**Material for this task:**
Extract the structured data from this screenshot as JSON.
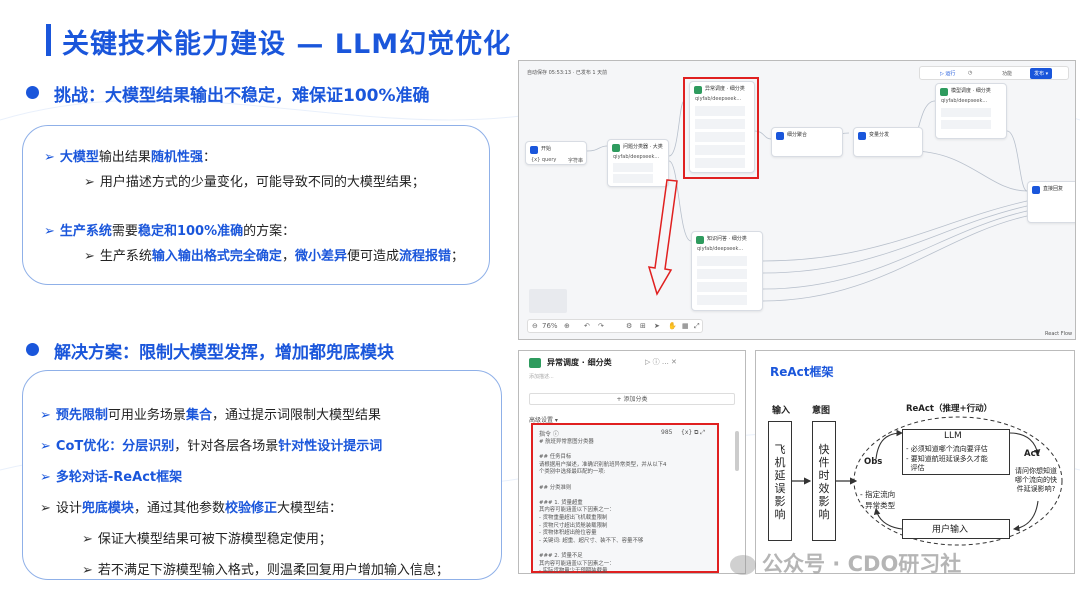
{
  "title": "关键技术能力建设 — LLM幻觉优化",
  "challenge": {
    "heading": "挑战：大模型结果输出不稳定，难保证100%准确",
    "l1_a": "大模型",
    "l1_b": "输出结果",
    "l1_c": "随机性强",
    "l1_d": "：",
    "l2": "用户描述方式的少量变化，可能导致不同的大模型结果；",
    "l3_a": "生产系统",
    "l3_b": "需要",
    "l3_c": "稳定和100%准确",
    "l3_d": "的方案：",
    "l4_a": "生产系统",
    "l4_b": "输入输出格式完全确定",
    "l4_c": "，",
    "l4_d": "微小差异",
    "l4_e": "便可造成",
    "l4_f": "流程报错",
    "l4_g": "；"
  },
  "solution": {
    "heading": "解决方案：限制大模型发挥，增加都兜底模块",
    "s1_a": "预先限制",
    "s1_b": "可用业务场景",
    "s1_c": "集合",
    "s1_d": "，通过提示词限制大模型结果",
    "s2_a": "CoT优化：分层识别",
    "s2_b": "，针对各层各场景",
    "s2_c": "针对性设计提示词",
    "s3": "多轮对话-ReAct框架",
    "s4_a": "设计",
    "s4_b": "兜底模块",
    "s4_c": "，通过其他参数",
    "s4_d": "校验修正",
    "s4_e": "大模型结：",
    "s5": "保证大模型结果可被下游模型稳定使用；",
    "s6": "若不满足下游模型输入格式，则温柔回复用户增加输入信息；"
  },
  "workflow": {
    "top_info": "自动保存 05:53:13 · 已发布 1 天前",
    "run": "▷ 运行",
    "func": "功能",
    "publish": "发布 ▾",
    "zoom": "76%",
    "footer": "React Flow",
    "nodes": {
      "start": "开始",
      "start_var": "{x} query",
      "start_type": "字符串",
      "intent": "问题分类器 · 大类",
      "intent_model": "qiyfab/deepseek...",
      "anomaly": "异常调度 · 细分类",
      "anomaly_model": "qiyfab/deepseek...",
      "category": "知识问答 · 细分类",
      "category_model": "qiyfab/deepseek...",
      "mid_node": "细分聚合",
      "end_node": "变量分发",
      "reply": "模型调度 · 细分类",
      "reply_model": "qiyfab/deepseek...",
      "final": "直接回复"
    }
  },
  "prompt_panel": {
    "title": "异常调度 · 细分类",
    "sub": "添加描述...",
    "add_class": "+ 添加分类",
    "advanced": "高级设置 ▾",
    "instr": "指令 ⓘ",
    "counter": "985",
    "lines": [
      "# 航班异常意图分类器",
      "",
      "## 任务目标",
      "请根据用户描述，准确识别航班异常类型，并从以下4",
      "个类别中选择最匹配的一项:",
      "",
      "## 分类准则",
      "",
      "### 1. 货量超重",
      "其内容可能涵盖以下因素之一：",
      "- 货物重量超出飞机载重限制",
      "- 货物尺寸超出货舱装载限制",
      "- 货物体积超出舱位容量",
      "- 关键词: 超重、超尺寸、装不下、容量不够",
      "",
      "### 2. 货量不足",
      "其内容可能涵盖以下因素之一：",
      "- 实际货物量少于预期装载量"
    ]
  },
  "react": {
    "title": "ReAct框架",
    "input_label": "输入",
    "intent_label": "意图",
    "react_label": "ReAct（推理+行动）",
    "input_box": "飞机延误影响",
    "intent_box": "快件时效影响",
    "llm": "LLM",
    "llm_l1": "- 必须知道哪个流向要评估",
    "llm_l2": "- 要知道航班延误多久才能",
    "llm_l3": "  评估",
    "obs": "Obs",
    "obs_l1": "- 指定流向",
    "obs_l2": "- 异常类型",
    "act": "Act",
    "act_q": "请问你想知道哪个流向的快件延误影响?",
    "user_input": "用户输入"
  },
  "watermark": "公众号 · CDO研习社"
}
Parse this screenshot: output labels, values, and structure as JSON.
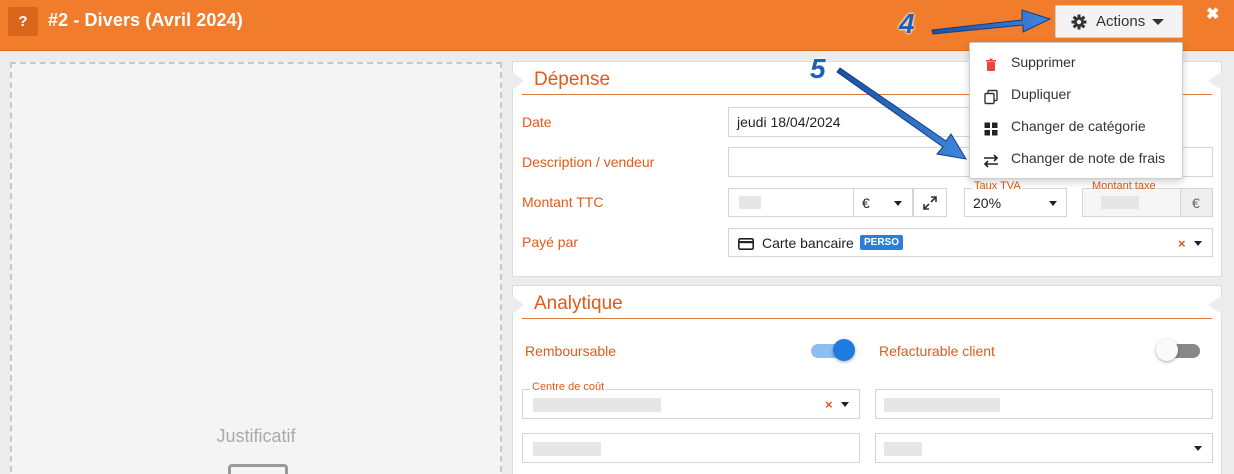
{
  "header": {
    "help_label": "?",
    "title": "#2 -  Divers (Avril 2024)",
    "actions_label": "Actions",
    "close_label": "✖"
  },
  "justificatif": {
    "label": "Justificatif"
  },
  "depense": {
    "title": "Dépense",
    "date_label": "Date",
    "date_value": "jeudi 18/04/2024",
    "description_label": "Description / vendeur",
    "description_value": "",
    "montant_label": "Montant TTC",
    "currency_value": "€",
    "taux_tva_label": "Taux TVA",
    "taux_tva_value": "20%",
    "montant_taxe_label": "Montant taxe",
    "montant_taxe_unit": "€",
    "paye_par_label": "Payé par",
    "paye_par_value": "Carte bancaire",
    "paye_par_badge": "PERSO"
  },
  "analytique": {
    "title": "Analytique",
    "remboursable_label": "Remboursable",
    "remboursable_on": true,
    "refacturable_label": "Refacturable client",
    "refacturable_on": false,
    "centre_cout_label": "Centre de coût"
  },
  "actions_menu": {
    "items": [
      {
        "label": "Supprimer",
        "icon": "trash-icon"
      },
      {
        "label": "Dupliquer",
        "icon": "duplicate-icon"
      },
      {
        "label": "Changer de catégorie",
        "icon": "grid-icon"
      },
      {
        "label": "Changer de note de frais",
        "icon": "swap-arrows-icon"
      }
    ]
  },
  "annotations": {
    "step_4": "4",
    "step_5": "5"
  },
  "colors": {
    "header_orange": "#f07c2c",
    "label_orange": "#e05a1a",
    "annotation_blue": "#1f5fb4",
    "toggle_blue": "#1e7be0"
  }
}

**What the task asks:**
Without including any picture, repeat the data exactly.

**Final answer:**
Extract the structured data from this screenshot as JSON.
{
  "title": "关键技术能力建设 — LLM幻觉优化",
  "challenge": {
    "heading": "挑战：大模型结果输出不稳定，难保证100%准确",
    "l1_a": "大模型",
    "l1_b": "输出结果",
    "l1_c": "随机性强",
    "l1_d": "：",
    "l2": "用户描述方式的少量变化，可能导致不同的大模型结果；",
    "l3_a": "生产系统",
    "l3_b": "需要",
    "l3_c": "稳定和100%准确",
    "l3_d": "的方案：",
    "l4_a": "生产系统",
    "l4_b": "输入输出格式完全确定",
    "l4_c": "，",
    "l4_d": "微小差异",
    "l4_e": "便可造成",
    "l4_f": "流程报错",
    "l4_g": "；"
  },
  "solution": {
    "heading": "解决方案：限制大模型发挥，增加都兜底模块",
    "s1_a": "预先限制",
    "s1_b": "可用业务场景",
    "s1_c": "集合",
    "s1_d": "，通过提示词限制大模型结果",
    "s2_a": "CoT优化：分层识别",
    "s2_b": "，针对各层各场景",
    "s2_c": "针对性设计提示词",
    "s3": "多轮对话-ReAct框架",
    "s4_a": "设计",
    "s4_b": "兜底模块",
    "s4_c": "，通过其他参数",
    "s4_d": "校验修正",
    "s4_e": "大模型结：",
    "s5": "保证大模型结果可被下游模型稳定使用；",
    "s6": "若不满足下游模型输入格式，则温柔回复用户增加输入信息；"
  },
  "workflow": {
    "top_info": "自动保存 05:53:13 · 已发布 1 天前",
    "run": "▷ 运行",
    "func": "功能",
    "publish": "发布 ▾",
    "zoom": "76%",
    "footer": "React Flow",
    "nodes": {
      "start": "开始",
      "start_var": "{x} query",
      "start_type": "字符串",
      "intent": "问题分类器 · 大类",
      "intent_model": "qiyfab/deepseek...",
      "anomaly": "异常调度 · 细分类",
      "anomaly_model": "qiyfab/deepseek...",
      "category": "知识问答 · 细分类",
      "category_model": "qiyfab/deepseek...",
      "mid_node": "细分聚合",
      "end_node": "变量分发",
      "reply": "模型调度 · 细分类",
      "reply_model": "qiyfab/deepseek...",
      "final": "直接回复"
    }
  },
  "prompt_panel": {
    "title": "异常调度 · 细分类",
    "sub": "添加描述...",
    "add_class": "+ 添加分类",
    "advanced": "高级设置 ▾",
    "instr": "指令 ⓘ",
    "counter": "985",
    "lines": [
      "# 航班异常意图分类器",
      "",
      "## 任务目标",
      "请根据用户描述，准确识别航班异常类型，并从以下4",
      "个类别中选择最匹配的一项:",
      "",
      "## 分类准则",
      "",
      "### 1. 货量超重",
      "其内容可能涵盖以下因素之一：",
      "- 货物重量超出飞机载重限制",
      "- 货物尺寸超出货舱装载限制",
      "- 货物体积超出舱位容量",
      "- 关键词: 超重、超尺寸、装不下、容量不够",
      "",
      "### 2. 货量不足",
      "其内容可能涵盖以下因素之一：",
      "- 实际货物量少于预期装载量"
    ]
  },
  "react": {
    "title": "ReAct框架",
    "input_label": "输入",
    "intent_label": "意图",
    "react_label": "ReAct（推理+行动）",
    "input_box": "飞机延误影响",
    "intent_box": "快件时效影响",
    "llm": "LLM",
    "llm_l1": "- 必须知道哪个流向要评估",
    "llm_l2": "- 要知道航班延误多久才能",
    "llm_l3": "  评估",
    "obs": "Obs",
    "obs_l1": "- 指定流向",
    "obs_l2": "- 异常类型",
    "act": "Act",
    "act_q": "请问你想知道哪个流向的快件延误影响?",
    "user_input": "用户输入"
  },
  "watermark": "公众号 · CDO研习社"
}
Parse this screenshot: output labels, values, and structure as JSON.
{
  "header": {
    "help_label": "?",
    "title": "#2 -  Divers (Avril 2024)",
    "actions_label": "Actions",
    "close_label": "✖"
  },
  "justificatif": {
    "label": "Justificatif"
  },
  "depense": {
    "title": "Dépense",
    "date_label": "Date",
    "date_value": "jeudi 18/04/2024",
    "description_label": "Description / vendeur",
    "description_value": "",
    "montant_label": "Montant TTC",
    "currency_value": "€",
    "taux_tva_label": "Taux TVA",
    "taux_tva_value": "20%",
    "montant_taxe_label": "Montant taxe",
    "montant_taxe_unit": "€",
    "paye_par_label": "Payé par",
    "paye_par_value": "Carte bancaire",
    "paye_par_badge": "PERSO"
  },
  "analytique": {
    "title": "Analytique",
    "remboursable_label": "Remboursable",
    "remboursable_on": true,
    "refacturable_label": "Refacturable client",
    "refacturable_on": false,
    "centre_cout_label": "Centre de coût"
  },
  "actions_menu": {
    "items": [
      {
        "label": "Supprimer",
        "icon": "trash-icon"
      },
      {
        "label": "Dupliquer",
        "icon": "duplicate-icon"
      },
      {
        "label": "Changer de catégorie",
        "icon": "grid-icon"
      },
      {
        "label": "Changer de note de frais",
        "icon": "swap-arrows-icon"
      }
    ]
  },
  "annotations": {
    "step_4": "4",
    "step_5": "5"
  },
  "colors": {
    "header_orange": "#f07c2c",
    "label_orange": "#e05a1a",
    "annotation_blue": "#1f5fb4",
    "toggle_blue": "#1e7be0"
  }
}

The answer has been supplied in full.